* **Input records**:
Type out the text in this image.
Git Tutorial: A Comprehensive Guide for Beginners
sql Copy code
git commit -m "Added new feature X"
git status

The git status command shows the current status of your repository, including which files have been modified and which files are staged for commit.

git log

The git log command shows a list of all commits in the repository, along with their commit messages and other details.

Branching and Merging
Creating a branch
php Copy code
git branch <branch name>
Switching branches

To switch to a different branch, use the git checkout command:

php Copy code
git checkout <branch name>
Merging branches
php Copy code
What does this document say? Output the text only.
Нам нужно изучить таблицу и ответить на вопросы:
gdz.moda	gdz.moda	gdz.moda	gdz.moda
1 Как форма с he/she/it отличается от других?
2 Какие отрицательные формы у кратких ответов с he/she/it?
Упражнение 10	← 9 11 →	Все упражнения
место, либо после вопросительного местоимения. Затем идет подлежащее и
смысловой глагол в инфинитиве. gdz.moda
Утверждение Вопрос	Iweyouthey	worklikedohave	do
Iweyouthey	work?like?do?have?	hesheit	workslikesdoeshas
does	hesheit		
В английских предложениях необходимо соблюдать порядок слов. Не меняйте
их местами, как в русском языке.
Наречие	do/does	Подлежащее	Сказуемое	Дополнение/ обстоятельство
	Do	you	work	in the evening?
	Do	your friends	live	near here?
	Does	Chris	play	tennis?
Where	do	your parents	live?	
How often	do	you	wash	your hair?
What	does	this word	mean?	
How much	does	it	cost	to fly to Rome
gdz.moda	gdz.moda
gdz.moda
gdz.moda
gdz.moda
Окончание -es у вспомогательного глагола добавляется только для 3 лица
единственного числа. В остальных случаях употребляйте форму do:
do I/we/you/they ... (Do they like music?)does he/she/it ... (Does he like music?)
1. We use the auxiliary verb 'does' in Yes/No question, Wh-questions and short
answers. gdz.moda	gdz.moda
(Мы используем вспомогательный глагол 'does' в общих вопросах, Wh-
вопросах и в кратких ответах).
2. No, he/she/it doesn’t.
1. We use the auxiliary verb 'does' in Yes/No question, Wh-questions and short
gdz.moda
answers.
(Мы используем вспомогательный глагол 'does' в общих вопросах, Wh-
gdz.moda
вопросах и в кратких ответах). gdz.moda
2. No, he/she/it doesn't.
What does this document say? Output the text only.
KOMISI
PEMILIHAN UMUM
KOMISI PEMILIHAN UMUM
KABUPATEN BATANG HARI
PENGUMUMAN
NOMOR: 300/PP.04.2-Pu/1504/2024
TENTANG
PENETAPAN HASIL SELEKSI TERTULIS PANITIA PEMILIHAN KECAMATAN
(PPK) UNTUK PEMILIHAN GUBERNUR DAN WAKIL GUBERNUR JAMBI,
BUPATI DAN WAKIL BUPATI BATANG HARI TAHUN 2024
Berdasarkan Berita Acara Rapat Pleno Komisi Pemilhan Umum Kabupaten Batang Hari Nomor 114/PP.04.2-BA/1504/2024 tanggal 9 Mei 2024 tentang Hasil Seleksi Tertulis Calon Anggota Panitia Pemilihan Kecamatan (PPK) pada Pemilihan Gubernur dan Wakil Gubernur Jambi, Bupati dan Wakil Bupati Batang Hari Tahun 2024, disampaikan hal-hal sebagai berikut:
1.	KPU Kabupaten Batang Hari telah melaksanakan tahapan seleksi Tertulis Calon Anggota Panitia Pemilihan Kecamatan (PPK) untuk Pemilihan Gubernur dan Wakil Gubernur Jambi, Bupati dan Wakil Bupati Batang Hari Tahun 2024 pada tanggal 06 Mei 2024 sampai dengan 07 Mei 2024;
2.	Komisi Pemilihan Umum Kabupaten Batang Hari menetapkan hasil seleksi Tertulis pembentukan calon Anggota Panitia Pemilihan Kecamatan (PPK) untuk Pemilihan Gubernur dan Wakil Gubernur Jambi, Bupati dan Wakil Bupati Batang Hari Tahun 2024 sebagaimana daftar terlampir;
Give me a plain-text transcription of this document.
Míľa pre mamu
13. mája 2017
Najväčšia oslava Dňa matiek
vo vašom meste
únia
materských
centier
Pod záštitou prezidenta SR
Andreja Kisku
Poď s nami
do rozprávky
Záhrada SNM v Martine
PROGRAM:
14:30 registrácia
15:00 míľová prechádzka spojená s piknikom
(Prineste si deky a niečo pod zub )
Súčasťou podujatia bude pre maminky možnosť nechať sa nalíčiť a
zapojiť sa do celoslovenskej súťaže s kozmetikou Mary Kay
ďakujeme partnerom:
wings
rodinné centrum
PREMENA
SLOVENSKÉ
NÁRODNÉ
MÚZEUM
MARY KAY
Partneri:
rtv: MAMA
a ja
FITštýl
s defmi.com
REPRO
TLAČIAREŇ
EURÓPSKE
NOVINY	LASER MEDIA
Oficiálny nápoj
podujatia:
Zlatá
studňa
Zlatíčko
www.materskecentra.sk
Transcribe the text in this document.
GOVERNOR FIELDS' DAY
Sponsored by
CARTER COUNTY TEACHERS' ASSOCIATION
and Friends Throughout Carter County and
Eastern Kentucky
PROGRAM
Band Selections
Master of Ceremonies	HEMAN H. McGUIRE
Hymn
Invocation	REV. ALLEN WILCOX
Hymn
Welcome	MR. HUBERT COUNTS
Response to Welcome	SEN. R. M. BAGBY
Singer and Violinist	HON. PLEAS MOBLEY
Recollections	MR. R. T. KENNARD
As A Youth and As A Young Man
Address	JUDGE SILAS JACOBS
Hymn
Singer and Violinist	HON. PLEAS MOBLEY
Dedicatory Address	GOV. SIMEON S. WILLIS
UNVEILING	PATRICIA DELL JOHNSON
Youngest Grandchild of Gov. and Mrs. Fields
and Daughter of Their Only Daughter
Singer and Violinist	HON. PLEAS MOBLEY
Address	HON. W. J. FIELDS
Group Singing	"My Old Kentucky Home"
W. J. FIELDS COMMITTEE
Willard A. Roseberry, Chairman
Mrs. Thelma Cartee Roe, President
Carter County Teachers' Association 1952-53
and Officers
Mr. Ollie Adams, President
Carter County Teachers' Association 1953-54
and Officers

* **Directions for this task**:
Print out all the entries precisely as written.

* **Solution to this exercise**:
Type out the text in this image.
Git Tutorial: A Comprehensive Guide for Beginners
sql Copy code
git commit -m "Added new feature X"
git status

The git status command shows the current status of your repository, including which files have been modified and which files are staged for commit.

git log

The git log command shows a list of all commits in the repository, along with their commit messages and other details.

Branching and Merging
Creating a branch
php Copy code
git branch <branch name>
Switching branches

To switch to a different branch, use the git checkout command:

php Copy code
git checkout <branch name>
Merging branches
php Copy code
What does this document say? Output the text only.
Нам нужно изучить таблицу и ответить на вопросы:
gdz.moda	gdz.moda	gdz.moda	gdz.moda
1 Как форма с he/she/it отличается от других?
2 Какие отрицательные формы у кратких ответов с he/she/it?
Упражнение 10	← 9 11 →	Все упражнения
место, либо после вопросительного местоимения. Затем идет подлежащее и
смысловой глагол в инфинитиве. gdz.moda
Утверждение Вопрос	Iweyouthey	worklikedohave	do
Iweyouthey	work?like?do?have?	hesheit	workslikesdoeshas
does	hesheit		
В английских предложениях необходимо соблюдать порядок слов. Не меняйте
их местами, как в русском языке.
Наречие	do/does	Подлежащее	Сказуемое	Дополнение/ обстоятельство
	Do	you	work	in the evening?
	Do	your friends	live	near here?
	Does	Chris	play	tennis?
Where	do	your parents	live?	
How often	do	you	wash	your hair?
What	does	this word	mean?	
How much	does	it	cost	to fly to Rome
gdz.moda	gdz.moda
gdz.moda
gdz.moda
gdz.moda
Окончание -es у вспомогательного глагола добавляется только для 3 лица
единственного числа. В остальных случаях употребляйте форму do:
do I/we/you/they ... (Do they like music?)does he/she/it ... (Does he like music?)
1. We use the auxiliary verb 'does' in Yes/No question, Wh-questions and short
answers. gdz.moda	gdz.moda
(Мы используем вспомогательный глагол 'does' в общих вопросах, Wh-
вопросах и в кратких ответах).
2. No, he/she/it doesn’t.
1. We use the auxiliary verb 'does' in Yes/No question, Wh-questions and short
gdz.moda
answers.
(Мы используем вспомогательный глагол 'does' в общих вопросах, Wh-
gdz.moda
вопросах и в кратких ответах). gdz.moda
2. No, he/she/it doesn't.
What does this document say? Output the text only.
KOMISI
PEMILIHAN UMUM
KOMISI PEMILIHAN UMUM
KABUPATEN BATANG HARI
PENGUMUMAN
NOMOR: 300/PP.04.2-Pu/1504/2024
TENTANG
PENETAPAN HASIL SELEKSI TERTULIS PANITIA PEMILIHAN KECAMATAN
(PPK) UNTUK PEMILIHAN GUBERNUR DAN WAKIL GUBERNUR JAMBI,
BUPATI DAN WAKIL BUPATI BATANG HARI TAHUN 2024
Berdasarkan Berita Acara Rapat Pleno Komisi Pemilhan Umum Kabupaten Batang Hari Nomor 114/PP.04.2-BA/1504/2024 tanggal 9 Mei 2024 tentang Hasil Seleksi Tertulis Calon Anggota Panitia Pemilihan Kecamatan (PPK) pada Pemilihan Gubernur dan Wakil Gubernur Jambi, Bupati dan Wakil Bupati Batang Hari Tahun 2024, disampaikan hal-hal sebagai berikut:
1.	KPU Kabupaten Batang Hari telah melaksanakan tahapan seleksi Tertulis Calon Anggota Panitia Pemilihan Kecamatan (PPK) untuk Pemilihan Gubernur dan Wakil Gubernur Jambi, Bupati dan Wakil Bupati Batang Hari Tahun 2024 pada tanggal 06 Mei 2024 sampai dengan 07 Mei 2024;
2.	Komisi Pemilihan Umum Kabupaten Batang Hari menetapkan hasil seleksi Tertulis pembentukan calon Anggota Panitia Pemilihan Kecamatan (PPK) untuk Pemilihan Gubernur dan Wakil Gubernur Jambi, Bupati dan Wakil Bupati Batang Hari Tahun 2024 sebagaimana daftar terlampir;
Give me a plain-text transcription of this document.
Míľa pre mamu
13. mája 2017
Najväčšia oslava Dňa matiek
vo vašom meste
únia
materských
centier
Pod záštitou prezidenta SR
Andreja Kisku
Poď s nami
do rozprávky
Záhrada SNM v Martine
PROGRAM:
14:30 registrácia
15:00 míľová prechádzka spojená s piknikom
(Prineste si deky a niečo pod zub )
Súčasťou podujatia bude pre maminky možnosť nechať sa nalíčiť a
zapojiť sa do celoslovenskej súťaže s kozmetikou Mary Kay
ďakujeme partnerom:
wings
rodinné centrum
PREMENA
SLOVENSKÉ
NÁRODNÉ
MÚZEUM
MARY KAY
Partneri:
rtv: MAMA
a ja
FITštýl
s defmi.com
REPRO
TLAČIAREŇ
EURÓPSKE
NOVINY	LASER MEDIA
Oficiálny nápoj
podujatia:
Zlatá
studňa
Zlatíčko
www.materskecentra.sk
Transcribe the text in this document.
GOVERNOR FIELDS' DAY
Sponsored by
CARTER COUNTY TEACHERS' ASSOCIATION
and Friends Throughout Carter County and
Eastern Kentucky
PROGRAM
Band Selections
Master of Ceremonies	HEMAN H. McGUIRE
Hymn
Invocation	REV. ALLEN WILCOX
Hymn
Welcome	MR. HUBERT COUNTS
Response to Welcome	SEN. R. M. BAGBY
Singer and Violinist	HON. PLEAS MOBLEY
Recollections	MR. R. T. KENNARD
As A Youth and As A Young Man
Address	JUDGE SILAS JACOBS
Hymn
Singer and Violinist	HON. PLEAS MOBLEY
Dedicatory Address	GOV. SIMEON S. WILLIS
UNVEILING	PATRICIA DELL JOHNSON
Youngest Grandchild of Gov. and Mrs. Fields
and Daughter of Their Only Daughter
Singer and Violinist	HON. PLEAS MOBLEY
Address	HON. W. J. FIELDS
Group Singing	"My Old Kentucky Home"
W. J. FIELDS COMMITTEE
Willard A. Roseberry, Chairman
Mrs. Thelma Cartee Roe, President
Carter County Teachers' Association 1952-53
and Officers
Mr. Ollie Adams, President
Carter County Teachers' Association 1953-54
and Officers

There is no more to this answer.